Job → Each line below that contains "force" counts once; report the total and nothing more.

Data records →

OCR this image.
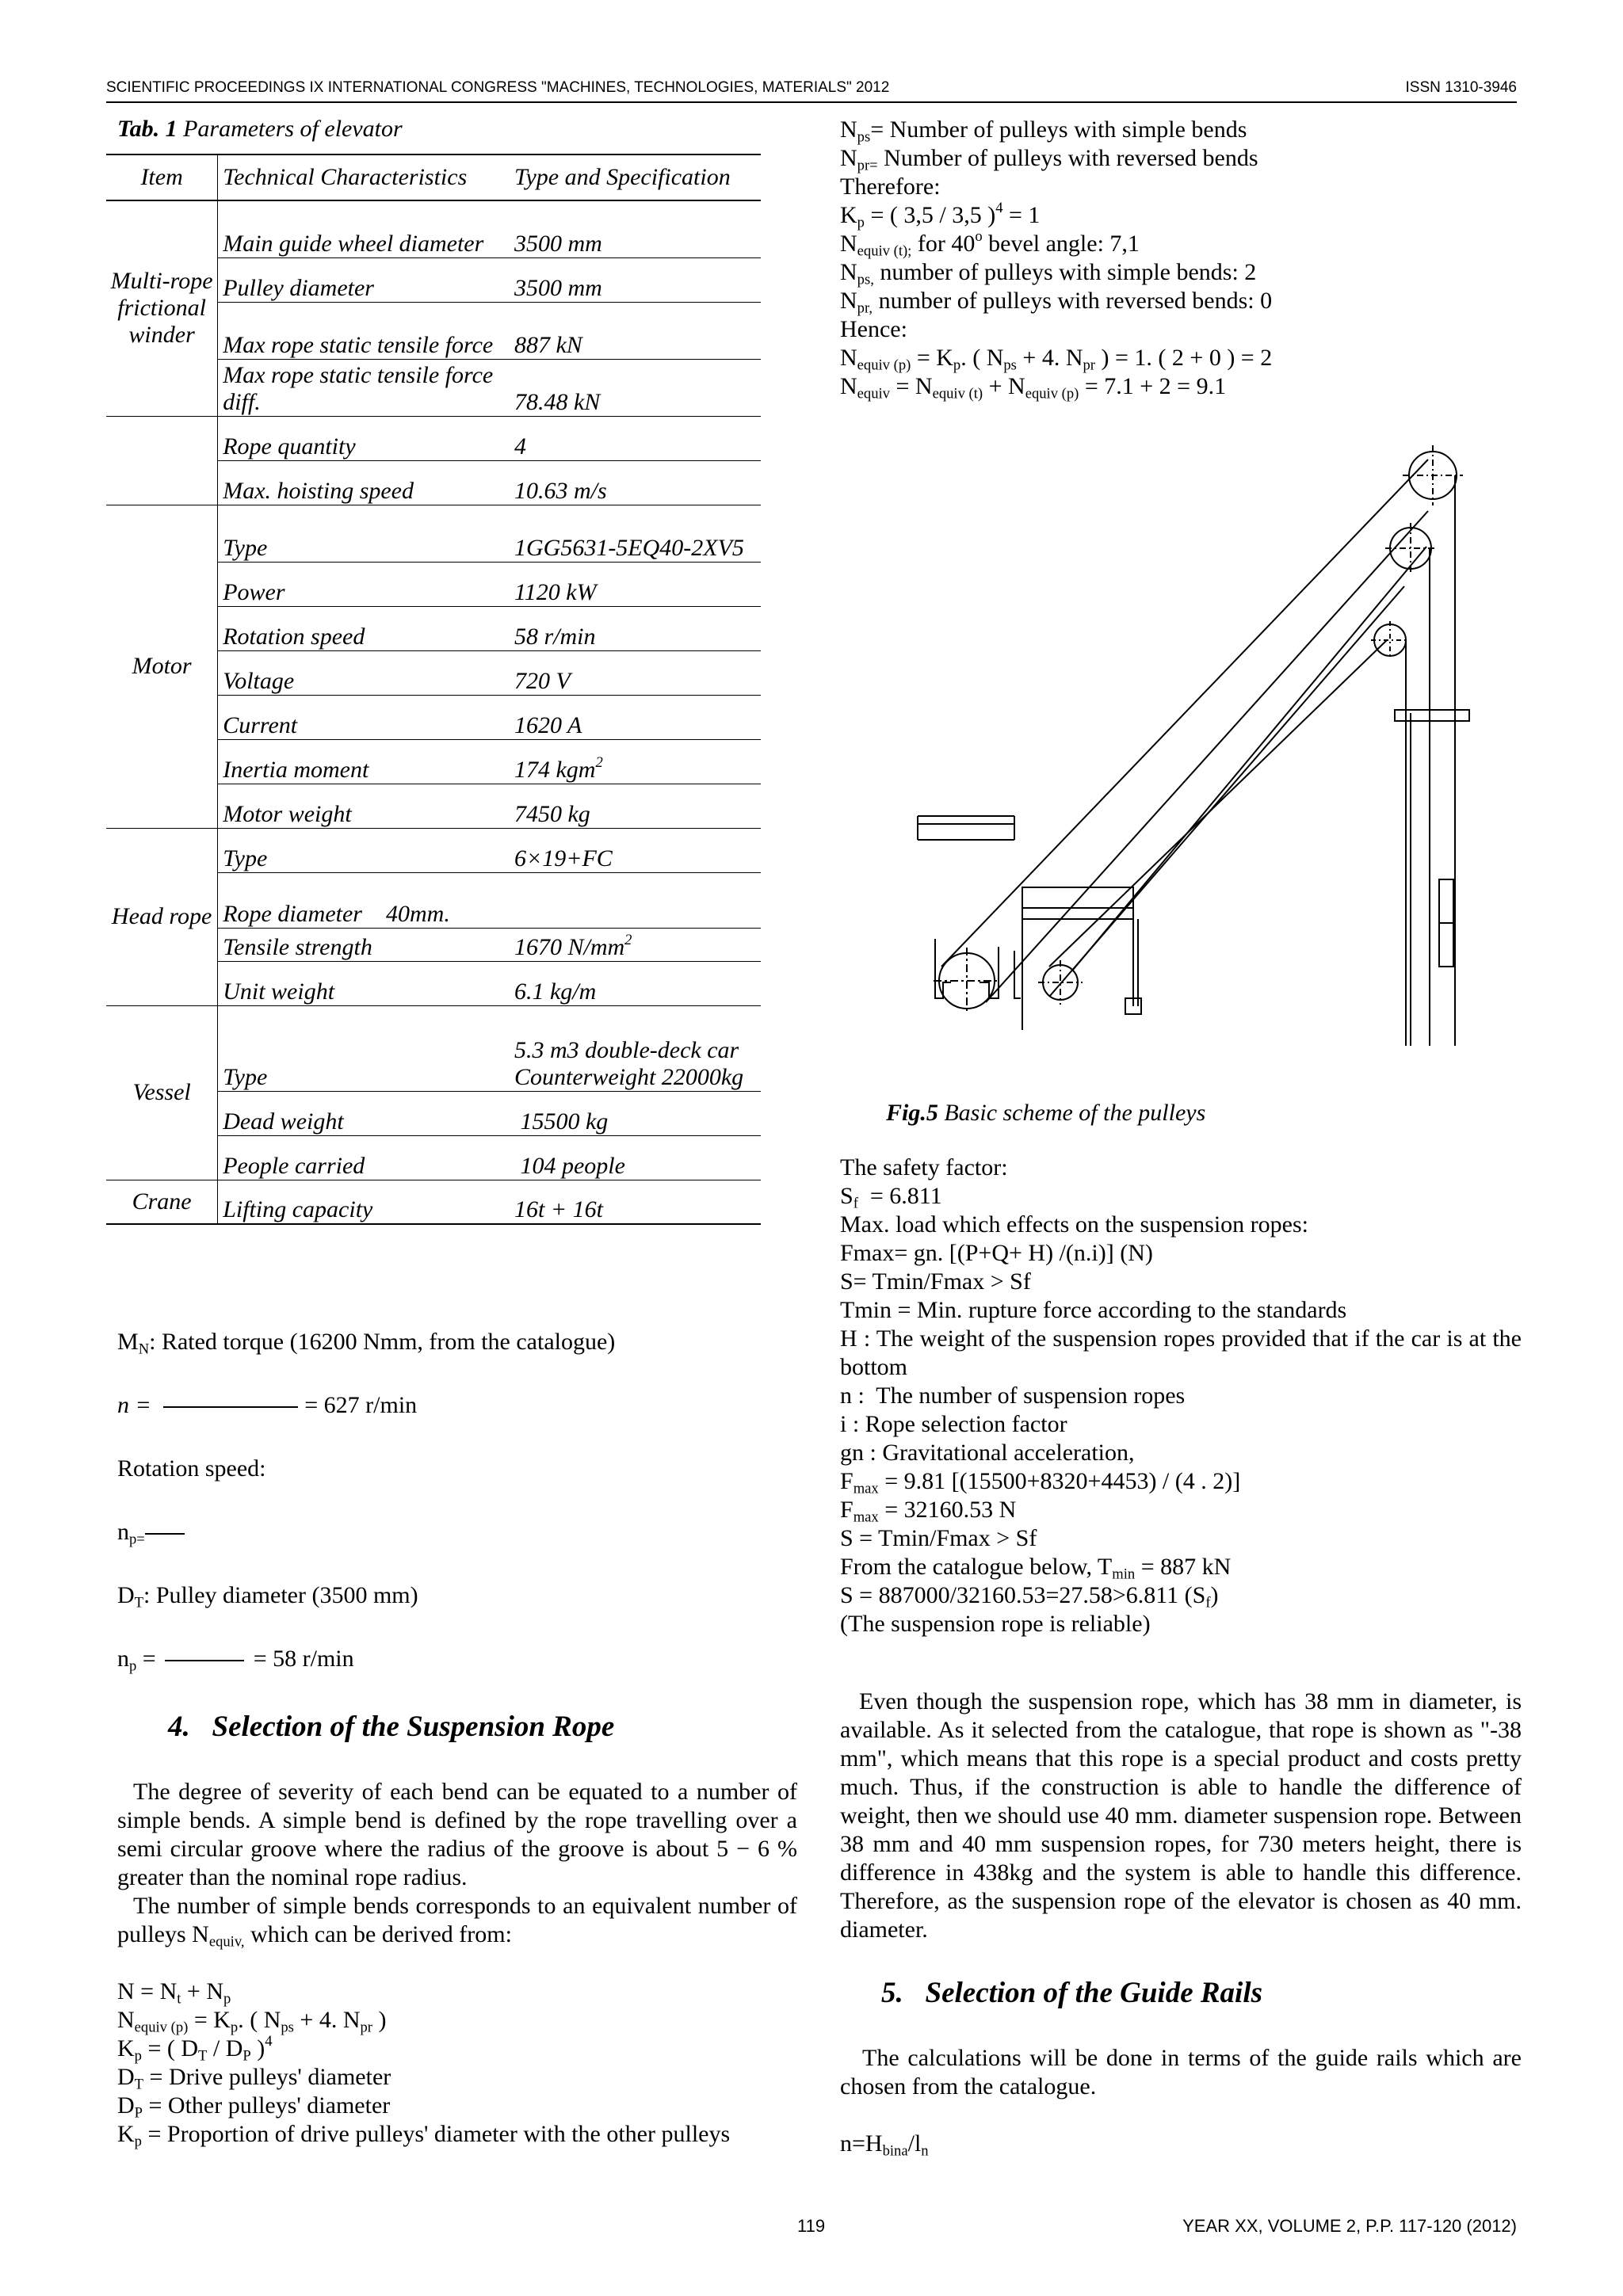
SCIENTIFIC PROCEEDINGS IX INTERNATIONAL CONGRESS "MACHINES, TECHNOLOGIES, MATERIALS" 2012	ISSN 1310-3946
Tab. 1 Parameters of elevator
Item	Technical Characteristics	Type and Specification
Multi-rope frictional winder	Main guide wheel diameter	3500 mm
	Pulley diameter	3500 mm
	Max rope static tensile force	887 kN
	Max rope static tensile force diff.	78.48 kN
	Rope quantity	4
	Max. hoisting speed	10.63 m/s
Motor	Type	1GG5631-5EQ40-2XV5
	Power	1120 kW
	Rotation speed	58 r/min
	Voltage	720 V
	Current	1620 A
	Inertia moment	174 kgm$^2$
	Motor weight	7450 kg
Head rope	Type	6×19+FC
	Rope diameter    40mm.	
	Tensile strength	1670 $N/mm^2$
	Unit weight	6.1 kg/m
Vessel	Type	5.3 m3 double-deck car Counterweight 22000kg
	Dead weight	15500 kg
	People carried	104 people
Crane	Lifting capacity	16t + 16t
$M_N$: Rated torque (16200 Nmm, from the catalogue)
n =	= 627 r/min
Rotation speed:
$n_{p=}$
$D_T$: Pulley diameter (3500 mm)
$n_p$ =	= 58 r/min
4. Selection of the Suspension Rope
The degree of severity of each bend can be equated to a number of simple bends. A simple bend is defined by the rope travelling over a semi circular groove where the radius of the groove is about 5 − 6 % greater than the nominal rope radius.
The number of simple bends corresponds to an equivalent number of pulleys $N_{equiv,}$ which can be derived from:
$N = N_t + N_p$
$N_{equiv (p)} = K_p$. ( $N_{ps} + 4$. $N_{pr}$ )
$K_p$ = ( $D_T / D_P$ )$^4$
$D_T$ = Drive pulleys' diameter
$D_P$ = Other pulleys' diameter
$K_p$ = Proportion of drive pulleys' diameter with the other pulleys
$N_{ps}=$ Number of pulleys with simple bends
$N_{pr=}$ Number of pulleys with reversed bends
Therefore:
$K_p$ = ( 3,5 / 3,5 )$^4$ = 1
$N_{equiv (t);}$ for 40$^o$ bevel angle: 7,1
$N_{ps,}$ number of pulleys with simple bends: 2
$N_{pr,}$ number of pulleys with reversed bends: 0
Hence:
$N_{equiv (p)} = K_p$. ( $N_{ps} + 4$. $N_{pr}$ ) = 1. ( 2 + 0 ) = 2
$N_{equiv} = N_{equiv (t)} + N_{equiv (p)} = 7.1 + 2 = 9.1$
Fig.5 Basic scheme of the pulleys
The safety factor:
$S_f = 6.811$
Max. load which effects on the suspension ropes:
Fmax= gn. [(P+Q+ H) /(n.i)] (N)
S= Tmin/Fmax > Sf
Tmin = Min. rupture force according to the standards
H : The weight of the suspension ropes provided that if the car is at the bottom
n :  The number of suspension ropes
i : Rope selection factor
gn : Gravitational acceleration,
$F_{max} = 9.81$ [(15500+8320+4453) / (4 . 2)]
$F_{max} = 32160.53$ N
S = Tmin/Fmax > Sf
From the catalogue below, $T_{min} = 887$ kN
S = 887000/32160.53=27.58>6.811 $(S_f)$
(The suspension rope is reliable)
Even though the suspension rope, which has 38 mm in diameter, is available. As it selected from the catalogue, that rope is shown as "-38 mm", which means that this rope is a special product and costs pretty much. Thus, if the construction is able to handle the difference of weight, then we should use 40 mm. diameter suspension rope. Between 38 mm and 40 mm suspension ropes, for 730 meters height, there is difference in 438kg and the system is able to handle this difference. Therefore, as the suspension rope of the elevator is chosen as 40 mm. diameter.
5. Selection of the Guide Rails
The calculations will be done in terms of the guide rails which are chosen from the catalogue.
$n=H_{bina}/l_n$
119	YEAR XX, VOLUME 2, P.P. 117-120 (2012)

Response → 3